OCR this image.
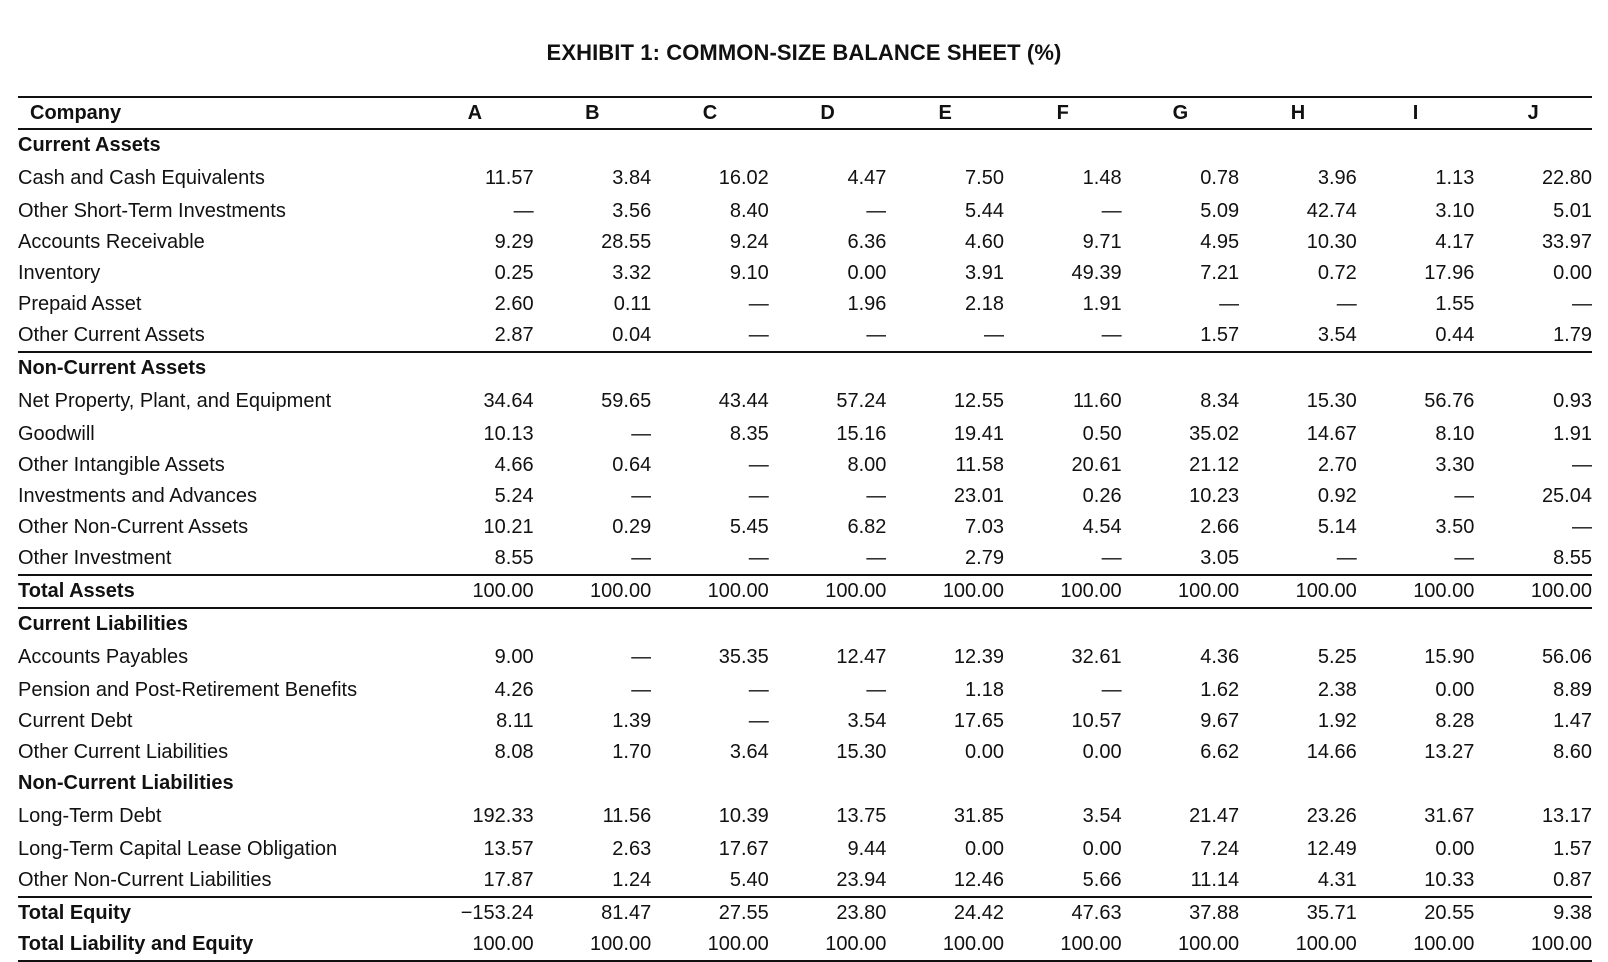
EXHIBIT 1: COMMON-SIZE BALANCE SHEET (%)
Company	A	B	C	D	E	F	G	H	I	J
Current Assets										
Cash and Cash Equivalents	11.57	3.84	16.02	4.47	7.50	1.48	0.78	3.96	1.13	22.80
Other Short-Term Investments	—	3.56	8.40	—	5.44	—	5.09	42.74	3.10	5.01
Accounts Receivable	9.29	28.55	9.24	6.36	4.60	9.71	4.95	10.30	4.17	33.97
Inventory	0.25	3.32	9.10	0.00	3.91	49.39	7.21	0.72	17.96	0.00
Prepaid Asset	2.60	0.11	—	1.96	2.18	1.91	—	—	1.55	—
Other Current Assets	2.87	0.04	—	—	—	—	1.57	3.54	0.44	1.79
Non-Current Assets										
Net Property, Plant, and Equipment	34.64	59.65	43.44	57.24	12.55	11.60	8.34	15.30	56.76	0.93
Goodwill	10.13	—	8.35	15.16	19.41	0.50	35.02	14.67	8.10	1.91
Other Intangible Assets	4.66	0.64	—	8.00	11.58	20.61	21.12	2.70	3.30	—
Investments and Advances	5.24	—	—	—	23.01	0.26	10.23	0.92	—	25.04
Other Non-Current Assets	10.21	0.29	5.45	6.82	7.03	4.54	2.66	5.14	3.50	—
Other Investment	8.55	—	—	—	2.79	—	3.05	—	—	8.55
Total Assets	100.00	100.00	100.00	100.00	100.00	100.00	100.00	100.00	100.00	100.00
Current Liabilities										
Accounts Payables	9.00	—	35.35	12.47	12.39	32.61	4.36	5.25	15.90	56.06
Pension and Post-Retirement Benefits	4.26	—	—	—	1.18	—	1.62	2.38	0.00	8.89
Current Debt	8.11	1.39	—	3.54	17.65	10.57	9.67	1.92	8.28	1.47
Other Current Liabilities	8.08	1.70	3.64	15.30	0.00	0.00	6.62	14.66	13.27	8.60
Non-Current Liabilities										
Long-Term Debt	192.33	11.56	10.39	13.75	31.85	3.54	21.47	23.26	31.67	13.17
Long-Term Capital Lease Obligation	13.57	2.63	17.67	9.44	0.00	0.00	7.24	12.49	0.00	1.57
Other Non-Current Liabilities	17.87	1.24	5.40	23.94	12.46	5.66	11.14	4.31	10.33	0.87
Total Equity	−153.24	81.47	27.55	23.80	24.42	47.63	37.88	35.71	20.55	9.38
Total Liability and Equity	100.00	100.00	100.00	100.00	100.00	100.00	100.00	100.00	100.00	100.00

> [TASK BRIEF]: Transcribe the full listing above exactly, with the images removed.

> [TASK RESULT]:
OCR this image.
EXHIBIT 1: COMMON-SIZE BALANCE SHEET (%)
Company	A	B	C	D	E	F	G	H	I	J
Current Assets										
Cash and Cash Equivalents	11.57	3.84	16.02	4.47	7.50	1.48	0.78	3.96	1.13	22.80
Other Short-Term Investments	—	3.56	8.40	—	5.44	—	5.09	42.74	3.10	5.01
Accounts Receivable	9.29	28.55	9.24	6.36	4.60	9.71	4.95	10.30	4.17	33.97
Inventory	0.25	3.32	9.10	0.00	3.91	49.39	7.21	0.72	17.96	0.00
Prepaid Asset	2.60	0.11	—	1.96	2.18	1.91	—	—	1.55	—
Other Current Assets	2.87	0.04	—	—	—	—	1.57	3.54	0.44	1.79
Non-Current Assets										
Net Property, Plant, and Equipment	34.64	59.65	43.44	57.24	12.55	11.60	8.34	15.30	56.76	0.93
Goodwill	10.13	—	8.35	15.16	19.41	0.50	35.02	14.67	8.10	1.91
Other Intangible Assets	4.66	0.64	—	8.00	11.58	20.61	21.12	2.70	3.30	—
Investments and Advances	5.24	—	—	—	23.01	0.26	10.23	0.92	—	25.04
Other Non-Current Assets	10.21	0.29	5.45	6.82	7.03	4.54	2.66	5.14	3.50	—
Other Investment	8.55	—	—	—	2.79	—	3.05	—	—	8.55
Total Assets	100.00	100.00	100.00	100.00	100.00	100.00	100.00	100.00	100.00	100.00
Current Liabilities										
Accounts Payables	9.00	—	35.35	12.47	12.39	32.61	4.36	5.25	15.90	56.06
Pension and Post-Retirement Benefits	4.26	—	—	—	1.18	—	1.62	2.38	0.00	8.89
Current Debt	8.11	1.39	—	3.54	17.65	10.57	9.67	1.92	8.28	1.47
Other Current Liabilities	8.08	1.70	3.64	15.30	0.00	0.00	6.62	14.66	13.27	8.60
Non-Current Liabilities										
Long-Term Debt	192.33	11.56	10.39	13.75	31.85	3.54	21.47	23.26	31.67	13.17
Long-Term Capital Lease Obligation	13.57	2.63	17.67	9.44	0.00	0.00	7.24	12.49	0.00	1.57
Other Non-Current Liabilities	17.87	1.24	5.40	23.94	12.46	5.66	11.14	4.31	10.33	0.87
Total Equity	−153.24	81.47	27.55	23.80	24.42	47.63	37.88	35.71	20.55	9.38
Total Liability and Equity	100.00	100.00	100.00	100.00	100.00	100.00	100.00	100.00	100.00	100.00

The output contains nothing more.